Figure collection entries |

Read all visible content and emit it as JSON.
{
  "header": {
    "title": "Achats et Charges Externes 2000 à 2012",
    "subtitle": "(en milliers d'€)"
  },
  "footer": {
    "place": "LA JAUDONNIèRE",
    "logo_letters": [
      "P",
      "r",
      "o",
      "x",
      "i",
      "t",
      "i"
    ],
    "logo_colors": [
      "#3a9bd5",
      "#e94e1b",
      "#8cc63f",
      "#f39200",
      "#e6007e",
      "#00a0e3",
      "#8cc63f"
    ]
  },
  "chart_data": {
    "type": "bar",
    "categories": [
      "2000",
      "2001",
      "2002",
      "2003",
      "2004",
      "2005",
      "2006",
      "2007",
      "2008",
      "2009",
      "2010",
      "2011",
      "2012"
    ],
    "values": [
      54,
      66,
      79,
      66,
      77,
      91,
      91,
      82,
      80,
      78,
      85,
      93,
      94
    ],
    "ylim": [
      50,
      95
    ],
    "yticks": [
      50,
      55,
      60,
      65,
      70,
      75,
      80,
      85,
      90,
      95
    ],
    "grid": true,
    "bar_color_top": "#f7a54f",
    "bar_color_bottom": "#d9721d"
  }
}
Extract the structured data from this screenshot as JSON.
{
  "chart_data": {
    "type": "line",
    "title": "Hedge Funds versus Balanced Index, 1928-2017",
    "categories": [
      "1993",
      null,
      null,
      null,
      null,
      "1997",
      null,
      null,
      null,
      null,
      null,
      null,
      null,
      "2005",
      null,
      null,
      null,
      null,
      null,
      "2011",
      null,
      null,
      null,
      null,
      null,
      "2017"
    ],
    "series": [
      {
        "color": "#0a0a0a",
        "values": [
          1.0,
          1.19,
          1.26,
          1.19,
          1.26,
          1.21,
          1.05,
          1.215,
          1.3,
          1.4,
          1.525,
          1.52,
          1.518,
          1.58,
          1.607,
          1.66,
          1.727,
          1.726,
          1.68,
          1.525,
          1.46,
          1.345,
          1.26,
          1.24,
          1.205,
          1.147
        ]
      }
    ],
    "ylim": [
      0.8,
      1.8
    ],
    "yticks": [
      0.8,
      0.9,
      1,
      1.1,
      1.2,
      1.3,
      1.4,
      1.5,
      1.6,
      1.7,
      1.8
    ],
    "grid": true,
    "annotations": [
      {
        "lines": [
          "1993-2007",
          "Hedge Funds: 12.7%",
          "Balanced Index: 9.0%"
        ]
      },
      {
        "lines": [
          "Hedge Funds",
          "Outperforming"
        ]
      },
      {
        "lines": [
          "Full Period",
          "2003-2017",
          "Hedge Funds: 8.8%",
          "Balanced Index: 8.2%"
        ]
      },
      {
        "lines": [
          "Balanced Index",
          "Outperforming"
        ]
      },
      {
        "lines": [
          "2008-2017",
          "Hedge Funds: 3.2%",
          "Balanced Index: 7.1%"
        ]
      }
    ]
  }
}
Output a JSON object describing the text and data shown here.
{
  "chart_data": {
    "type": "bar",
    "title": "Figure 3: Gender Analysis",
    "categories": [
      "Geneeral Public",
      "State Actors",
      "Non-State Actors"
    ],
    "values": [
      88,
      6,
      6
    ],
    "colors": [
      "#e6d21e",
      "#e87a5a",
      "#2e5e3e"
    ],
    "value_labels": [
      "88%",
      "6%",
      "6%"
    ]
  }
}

Stated exercise |
Check each line above for the word "Index" and copy the ones that have it.

Response to the task |
    "title": "Hedge Funds versus Balanced Index, 1928-2017",
          "Balanced Index: 9.0%"
          "Balanced Index: 8.2%"
          "Balanced Index",
          "Balanced Index: 7.1%"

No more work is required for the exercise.